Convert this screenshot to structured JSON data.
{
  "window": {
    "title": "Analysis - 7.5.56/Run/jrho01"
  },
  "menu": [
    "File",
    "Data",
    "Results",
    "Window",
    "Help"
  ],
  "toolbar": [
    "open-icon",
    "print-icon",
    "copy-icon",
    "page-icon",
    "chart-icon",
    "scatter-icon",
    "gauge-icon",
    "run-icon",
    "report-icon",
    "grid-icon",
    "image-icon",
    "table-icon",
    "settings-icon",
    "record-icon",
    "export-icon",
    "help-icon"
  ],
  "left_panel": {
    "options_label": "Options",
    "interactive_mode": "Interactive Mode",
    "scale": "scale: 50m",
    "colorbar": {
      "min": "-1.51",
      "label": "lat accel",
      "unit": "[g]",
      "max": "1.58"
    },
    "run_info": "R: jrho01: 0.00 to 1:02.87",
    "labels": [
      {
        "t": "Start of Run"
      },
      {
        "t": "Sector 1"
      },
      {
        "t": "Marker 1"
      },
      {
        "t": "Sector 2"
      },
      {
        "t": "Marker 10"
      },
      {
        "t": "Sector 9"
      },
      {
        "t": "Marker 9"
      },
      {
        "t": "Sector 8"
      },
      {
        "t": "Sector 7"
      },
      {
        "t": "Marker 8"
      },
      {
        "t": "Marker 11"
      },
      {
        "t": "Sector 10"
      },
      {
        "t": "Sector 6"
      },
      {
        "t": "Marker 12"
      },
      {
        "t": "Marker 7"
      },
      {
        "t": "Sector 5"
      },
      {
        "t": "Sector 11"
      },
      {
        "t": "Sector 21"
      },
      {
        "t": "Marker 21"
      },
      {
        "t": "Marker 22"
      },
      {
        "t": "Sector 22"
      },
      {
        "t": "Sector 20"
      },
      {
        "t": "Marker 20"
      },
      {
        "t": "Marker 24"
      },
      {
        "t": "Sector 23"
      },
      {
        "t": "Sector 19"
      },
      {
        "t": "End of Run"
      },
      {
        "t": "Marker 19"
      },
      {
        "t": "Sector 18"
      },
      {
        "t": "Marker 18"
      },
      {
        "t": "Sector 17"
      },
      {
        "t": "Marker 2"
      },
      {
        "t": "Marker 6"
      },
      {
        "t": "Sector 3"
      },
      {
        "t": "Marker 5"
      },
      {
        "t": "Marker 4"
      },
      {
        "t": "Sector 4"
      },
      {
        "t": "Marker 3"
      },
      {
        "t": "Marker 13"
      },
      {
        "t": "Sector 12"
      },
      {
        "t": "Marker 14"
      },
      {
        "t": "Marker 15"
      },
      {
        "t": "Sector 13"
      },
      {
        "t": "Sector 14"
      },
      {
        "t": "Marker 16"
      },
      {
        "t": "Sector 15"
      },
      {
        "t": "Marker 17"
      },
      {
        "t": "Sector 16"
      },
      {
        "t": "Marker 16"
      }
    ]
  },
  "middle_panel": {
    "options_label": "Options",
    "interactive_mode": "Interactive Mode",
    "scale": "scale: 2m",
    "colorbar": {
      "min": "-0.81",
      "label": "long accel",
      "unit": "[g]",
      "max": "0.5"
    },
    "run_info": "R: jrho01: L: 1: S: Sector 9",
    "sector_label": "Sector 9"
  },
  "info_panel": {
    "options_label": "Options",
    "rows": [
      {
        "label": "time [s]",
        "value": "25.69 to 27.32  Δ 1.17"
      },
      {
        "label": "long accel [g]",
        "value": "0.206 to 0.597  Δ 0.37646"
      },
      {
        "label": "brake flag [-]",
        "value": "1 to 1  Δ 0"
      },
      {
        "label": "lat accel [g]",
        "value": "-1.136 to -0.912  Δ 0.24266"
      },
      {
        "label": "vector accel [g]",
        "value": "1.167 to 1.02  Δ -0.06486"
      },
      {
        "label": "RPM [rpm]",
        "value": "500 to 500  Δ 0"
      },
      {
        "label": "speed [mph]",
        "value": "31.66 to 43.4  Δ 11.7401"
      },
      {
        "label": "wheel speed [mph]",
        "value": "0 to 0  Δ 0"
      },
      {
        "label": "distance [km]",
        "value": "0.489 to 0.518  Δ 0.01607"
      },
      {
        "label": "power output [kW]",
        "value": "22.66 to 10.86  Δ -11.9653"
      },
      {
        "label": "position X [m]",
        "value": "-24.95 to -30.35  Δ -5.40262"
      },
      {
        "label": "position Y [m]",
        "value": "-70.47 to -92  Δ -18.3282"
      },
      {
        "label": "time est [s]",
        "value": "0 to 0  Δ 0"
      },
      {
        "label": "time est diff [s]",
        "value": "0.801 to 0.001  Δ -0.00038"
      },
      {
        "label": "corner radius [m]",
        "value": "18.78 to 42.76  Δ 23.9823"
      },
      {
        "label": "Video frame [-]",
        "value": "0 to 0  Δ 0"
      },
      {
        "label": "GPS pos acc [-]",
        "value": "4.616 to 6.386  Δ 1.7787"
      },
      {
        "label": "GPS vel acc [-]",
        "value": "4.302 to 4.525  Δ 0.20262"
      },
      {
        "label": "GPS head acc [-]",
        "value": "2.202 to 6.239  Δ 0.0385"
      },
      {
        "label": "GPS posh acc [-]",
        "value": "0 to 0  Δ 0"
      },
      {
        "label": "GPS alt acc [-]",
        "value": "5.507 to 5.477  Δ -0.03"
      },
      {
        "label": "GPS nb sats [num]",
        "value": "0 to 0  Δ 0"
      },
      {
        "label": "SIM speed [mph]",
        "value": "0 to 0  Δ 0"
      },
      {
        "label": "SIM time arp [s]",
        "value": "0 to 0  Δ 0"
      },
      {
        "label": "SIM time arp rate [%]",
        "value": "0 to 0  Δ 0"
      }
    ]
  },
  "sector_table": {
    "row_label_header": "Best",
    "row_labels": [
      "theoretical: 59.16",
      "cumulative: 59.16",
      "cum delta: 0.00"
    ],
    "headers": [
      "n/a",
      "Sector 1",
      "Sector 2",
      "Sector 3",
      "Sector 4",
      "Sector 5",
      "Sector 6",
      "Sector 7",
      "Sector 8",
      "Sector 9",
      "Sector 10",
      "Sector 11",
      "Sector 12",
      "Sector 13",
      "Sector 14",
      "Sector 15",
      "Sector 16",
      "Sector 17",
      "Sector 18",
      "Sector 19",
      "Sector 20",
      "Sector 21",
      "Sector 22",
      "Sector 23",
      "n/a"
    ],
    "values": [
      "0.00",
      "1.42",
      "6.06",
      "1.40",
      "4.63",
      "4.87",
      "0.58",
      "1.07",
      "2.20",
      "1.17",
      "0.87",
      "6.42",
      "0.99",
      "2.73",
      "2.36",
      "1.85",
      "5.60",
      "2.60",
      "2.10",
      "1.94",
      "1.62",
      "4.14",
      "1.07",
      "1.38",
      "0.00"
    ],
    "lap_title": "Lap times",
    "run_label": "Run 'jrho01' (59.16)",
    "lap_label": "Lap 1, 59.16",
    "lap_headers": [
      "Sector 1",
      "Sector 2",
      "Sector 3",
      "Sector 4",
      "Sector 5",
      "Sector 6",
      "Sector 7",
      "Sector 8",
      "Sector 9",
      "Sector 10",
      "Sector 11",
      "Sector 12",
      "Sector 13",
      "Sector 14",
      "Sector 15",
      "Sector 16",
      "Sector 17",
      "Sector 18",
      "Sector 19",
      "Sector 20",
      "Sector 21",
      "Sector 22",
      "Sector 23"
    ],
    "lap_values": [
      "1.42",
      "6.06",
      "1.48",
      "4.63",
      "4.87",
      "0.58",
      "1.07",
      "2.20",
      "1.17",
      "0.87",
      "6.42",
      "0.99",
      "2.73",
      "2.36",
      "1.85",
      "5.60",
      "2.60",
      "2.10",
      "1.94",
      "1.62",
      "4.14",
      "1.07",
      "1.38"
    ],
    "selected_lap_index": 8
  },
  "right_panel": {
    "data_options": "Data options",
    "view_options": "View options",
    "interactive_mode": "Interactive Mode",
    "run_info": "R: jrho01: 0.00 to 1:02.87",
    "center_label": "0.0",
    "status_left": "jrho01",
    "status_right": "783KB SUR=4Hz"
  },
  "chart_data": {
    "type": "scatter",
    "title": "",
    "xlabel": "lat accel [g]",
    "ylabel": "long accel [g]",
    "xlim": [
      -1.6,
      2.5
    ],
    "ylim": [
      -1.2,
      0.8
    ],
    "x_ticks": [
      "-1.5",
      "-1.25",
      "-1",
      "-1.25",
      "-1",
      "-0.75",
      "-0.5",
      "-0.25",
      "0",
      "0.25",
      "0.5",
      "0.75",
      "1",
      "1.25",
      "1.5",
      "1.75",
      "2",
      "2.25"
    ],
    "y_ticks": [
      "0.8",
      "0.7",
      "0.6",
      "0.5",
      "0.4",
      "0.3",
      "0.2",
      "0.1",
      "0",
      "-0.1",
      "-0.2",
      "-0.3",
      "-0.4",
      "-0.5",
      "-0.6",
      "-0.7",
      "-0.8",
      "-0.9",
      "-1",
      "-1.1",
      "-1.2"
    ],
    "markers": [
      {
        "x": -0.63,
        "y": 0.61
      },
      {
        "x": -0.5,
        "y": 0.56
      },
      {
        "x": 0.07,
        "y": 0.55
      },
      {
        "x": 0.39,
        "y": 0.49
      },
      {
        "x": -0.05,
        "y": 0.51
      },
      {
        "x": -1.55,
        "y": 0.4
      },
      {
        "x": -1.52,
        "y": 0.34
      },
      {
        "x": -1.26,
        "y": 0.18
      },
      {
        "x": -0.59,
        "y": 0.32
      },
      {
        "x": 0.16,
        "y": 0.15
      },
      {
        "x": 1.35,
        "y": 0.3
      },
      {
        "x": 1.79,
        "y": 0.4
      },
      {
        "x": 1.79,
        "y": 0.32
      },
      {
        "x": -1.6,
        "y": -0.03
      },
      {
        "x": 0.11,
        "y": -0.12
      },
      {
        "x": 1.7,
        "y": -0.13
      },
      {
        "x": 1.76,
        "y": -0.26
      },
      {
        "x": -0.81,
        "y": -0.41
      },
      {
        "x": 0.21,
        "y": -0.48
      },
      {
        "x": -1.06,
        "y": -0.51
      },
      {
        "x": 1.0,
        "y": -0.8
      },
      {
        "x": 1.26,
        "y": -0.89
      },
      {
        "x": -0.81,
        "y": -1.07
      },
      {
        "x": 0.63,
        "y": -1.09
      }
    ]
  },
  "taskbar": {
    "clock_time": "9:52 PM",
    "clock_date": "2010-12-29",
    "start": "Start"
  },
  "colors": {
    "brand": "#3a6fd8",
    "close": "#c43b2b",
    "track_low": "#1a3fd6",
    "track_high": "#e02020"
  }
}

Problem statement:
Of the lines in the records, how many contain the word "long"? Answer with the number and nothing else.

Exercise solution:
3